● **GIVEN REQUEST**: Scan the records for the line containing "What does this"; extract it and all later lines, verbatim, through the end, and nothing before it.
── DATA PROVIDED ──
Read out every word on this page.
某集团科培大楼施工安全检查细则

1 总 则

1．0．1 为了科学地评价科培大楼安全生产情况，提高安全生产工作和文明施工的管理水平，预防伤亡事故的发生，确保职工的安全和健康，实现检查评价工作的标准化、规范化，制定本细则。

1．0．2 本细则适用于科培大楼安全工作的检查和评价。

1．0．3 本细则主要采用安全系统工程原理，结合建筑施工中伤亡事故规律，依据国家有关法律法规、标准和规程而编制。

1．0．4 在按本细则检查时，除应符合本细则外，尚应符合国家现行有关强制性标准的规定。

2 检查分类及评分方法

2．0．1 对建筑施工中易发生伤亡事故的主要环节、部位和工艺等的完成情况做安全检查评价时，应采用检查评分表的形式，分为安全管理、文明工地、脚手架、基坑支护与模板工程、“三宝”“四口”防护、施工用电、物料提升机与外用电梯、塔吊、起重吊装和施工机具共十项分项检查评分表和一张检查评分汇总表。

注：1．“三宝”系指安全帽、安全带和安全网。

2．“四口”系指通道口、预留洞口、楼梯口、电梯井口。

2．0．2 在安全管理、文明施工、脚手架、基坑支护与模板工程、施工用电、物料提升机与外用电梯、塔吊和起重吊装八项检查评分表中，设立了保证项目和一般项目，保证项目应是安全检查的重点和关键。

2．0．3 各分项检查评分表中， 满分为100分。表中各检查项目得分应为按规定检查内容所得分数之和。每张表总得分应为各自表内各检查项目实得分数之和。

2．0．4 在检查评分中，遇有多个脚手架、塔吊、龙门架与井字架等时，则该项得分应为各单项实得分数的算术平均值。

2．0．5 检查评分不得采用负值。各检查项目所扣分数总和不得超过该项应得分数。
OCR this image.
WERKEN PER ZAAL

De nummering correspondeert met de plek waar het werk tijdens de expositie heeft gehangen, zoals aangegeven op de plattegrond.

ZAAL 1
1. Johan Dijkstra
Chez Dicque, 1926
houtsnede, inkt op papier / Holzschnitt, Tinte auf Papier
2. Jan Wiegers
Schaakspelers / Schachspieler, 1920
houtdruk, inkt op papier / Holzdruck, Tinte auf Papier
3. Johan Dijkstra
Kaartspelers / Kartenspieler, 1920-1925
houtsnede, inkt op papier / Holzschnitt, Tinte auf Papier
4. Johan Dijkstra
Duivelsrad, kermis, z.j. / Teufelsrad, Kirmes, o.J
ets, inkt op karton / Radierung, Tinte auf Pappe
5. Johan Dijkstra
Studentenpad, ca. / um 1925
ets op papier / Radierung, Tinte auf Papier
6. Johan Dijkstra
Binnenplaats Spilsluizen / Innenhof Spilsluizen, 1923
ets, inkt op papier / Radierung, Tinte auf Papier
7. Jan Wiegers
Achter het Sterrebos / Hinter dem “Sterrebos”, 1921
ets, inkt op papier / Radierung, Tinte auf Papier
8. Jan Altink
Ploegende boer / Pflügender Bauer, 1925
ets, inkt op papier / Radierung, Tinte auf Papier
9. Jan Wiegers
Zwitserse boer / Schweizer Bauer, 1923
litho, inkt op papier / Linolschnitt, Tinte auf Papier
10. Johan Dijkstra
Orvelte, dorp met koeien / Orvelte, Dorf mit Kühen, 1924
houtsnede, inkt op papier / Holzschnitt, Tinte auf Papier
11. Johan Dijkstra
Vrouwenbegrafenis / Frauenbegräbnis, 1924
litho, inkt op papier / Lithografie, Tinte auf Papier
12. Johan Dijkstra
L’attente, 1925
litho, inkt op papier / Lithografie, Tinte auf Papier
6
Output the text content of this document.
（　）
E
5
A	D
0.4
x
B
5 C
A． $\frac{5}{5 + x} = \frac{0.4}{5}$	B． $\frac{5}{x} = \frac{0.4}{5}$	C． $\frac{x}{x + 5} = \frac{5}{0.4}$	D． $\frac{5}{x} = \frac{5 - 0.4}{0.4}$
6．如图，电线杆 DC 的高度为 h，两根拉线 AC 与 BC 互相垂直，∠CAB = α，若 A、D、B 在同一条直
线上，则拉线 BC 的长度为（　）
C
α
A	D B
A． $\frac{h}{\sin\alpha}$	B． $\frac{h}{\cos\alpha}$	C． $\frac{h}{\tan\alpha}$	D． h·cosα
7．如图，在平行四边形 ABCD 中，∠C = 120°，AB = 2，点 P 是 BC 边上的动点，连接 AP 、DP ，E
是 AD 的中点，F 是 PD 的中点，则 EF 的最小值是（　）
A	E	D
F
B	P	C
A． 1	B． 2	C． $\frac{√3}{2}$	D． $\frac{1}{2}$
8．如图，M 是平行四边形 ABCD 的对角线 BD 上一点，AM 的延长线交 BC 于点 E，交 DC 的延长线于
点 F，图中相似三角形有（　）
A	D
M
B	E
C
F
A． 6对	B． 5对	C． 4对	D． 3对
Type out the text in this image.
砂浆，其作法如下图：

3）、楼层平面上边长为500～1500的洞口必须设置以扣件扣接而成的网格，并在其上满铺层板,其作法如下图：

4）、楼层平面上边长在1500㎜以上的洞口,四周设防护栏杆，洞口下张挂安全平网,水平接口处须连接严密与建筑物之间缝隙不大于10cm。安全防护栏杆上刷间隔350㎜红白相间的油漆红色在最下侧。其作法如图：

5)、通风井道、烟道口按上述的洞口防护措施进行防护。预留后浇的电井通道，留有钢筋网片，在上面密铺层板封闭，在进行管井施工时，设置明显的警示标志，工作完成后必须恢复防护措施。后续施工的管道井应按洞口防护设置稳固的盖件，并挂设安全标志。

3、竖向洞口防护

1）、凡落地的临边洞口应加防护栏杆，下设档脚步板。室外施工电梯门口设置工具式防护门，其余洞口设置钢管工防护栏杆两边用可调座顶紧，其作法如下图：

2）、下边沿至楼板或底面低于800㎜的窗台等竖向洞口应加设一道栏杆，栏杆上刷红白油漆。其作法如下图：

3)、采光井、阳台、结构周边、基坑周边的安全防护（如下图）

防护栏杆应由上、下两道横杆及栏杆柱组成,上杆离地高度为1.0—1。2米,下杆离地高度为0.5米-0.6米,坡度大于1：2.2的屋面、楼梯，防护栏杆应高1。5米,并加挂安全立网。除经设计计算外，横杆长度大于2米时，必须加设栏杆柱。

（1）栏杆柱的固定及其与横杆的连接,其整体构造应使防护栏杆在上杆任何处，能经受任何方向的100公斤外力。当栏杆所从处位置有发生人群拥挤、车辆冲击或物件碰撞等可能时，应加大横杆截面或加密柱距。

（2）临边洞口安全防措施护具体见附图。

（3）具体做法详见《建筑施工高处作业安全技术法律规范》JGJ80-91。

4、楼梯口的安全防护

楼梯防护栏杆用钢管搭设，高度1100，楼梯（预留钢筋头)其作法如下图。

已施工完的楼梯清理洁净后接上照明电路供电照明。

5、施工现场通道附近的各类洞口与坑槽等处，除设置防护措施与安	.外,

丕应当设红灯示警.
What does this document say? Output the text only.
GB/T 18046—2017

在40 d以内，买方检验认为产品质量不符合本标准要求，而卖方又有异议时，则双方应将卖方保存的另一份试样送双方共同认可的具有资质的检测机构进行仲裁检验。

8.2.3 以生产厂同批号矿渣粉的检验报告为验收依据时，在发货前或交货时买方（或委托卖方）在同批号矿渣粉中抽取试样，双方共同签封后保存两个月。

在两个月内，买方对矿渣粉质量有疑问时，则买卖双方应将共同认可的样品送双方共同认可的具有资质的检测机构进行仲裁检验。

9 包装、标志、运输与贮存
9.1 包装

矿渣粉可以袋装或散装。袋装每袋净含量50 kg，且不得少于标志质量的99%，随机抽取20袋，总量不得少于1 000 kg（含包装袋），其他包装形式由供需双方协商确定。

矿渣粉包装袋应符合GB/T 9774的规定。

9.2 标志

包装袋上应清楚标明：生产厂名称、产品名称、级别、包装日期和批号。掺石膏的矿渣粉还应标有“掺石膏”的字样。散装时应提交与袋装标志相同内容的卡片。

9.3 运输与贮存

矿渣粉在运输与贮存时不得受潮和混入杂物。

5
───
● **ANSWER FOR THIS EXERCISE**:
What does this document say? Output the text only.
GB/T 18046—2017

在40 d以内，买方检验认为产品质量不符合本标准要求，而卖方又有异议时，则双方应将卖方保存的另一份试样送双方共同认可的具有资质的检测机构进行仲裁检验。

8.2.3 以生产厂同批号矿渣粉的检验报告为验收依据时，在发货前或交货时买方（或委托卖方）在同批号矿渣粉中抽取试样，双方共同签封后保存两个月。

在两个月内，买方对矿渣粉质量有疑问时，则买卖双方应将共同认可的样品送双方共同认可的具有资质的检测机构进行仲裁检验。

9 包装、标志、运输与贮存
9.1 包装

矿渣粉可以袋装或散装。袋装每袋净含量50 kg，且不得少于标志质量的99%，随机抽取20袋，总量不得少于1 000 kg（含包装袋），其他包装形式由供需双方协商确定。

矿渣粉包装袋应符合GB/T 9774的规定。

9.2 标志

包装袋上应清楚标明：生产厂名称、产品名称、级别、包装日期和批号。掺石膏的矿渣粉还应标有“掺石膏”的字样。散装时应提交与袋装标志相同内容的卡片。

9.3 运输与贮存

矿渣粉在运输与贮存时不得受潮和混入杂物。

5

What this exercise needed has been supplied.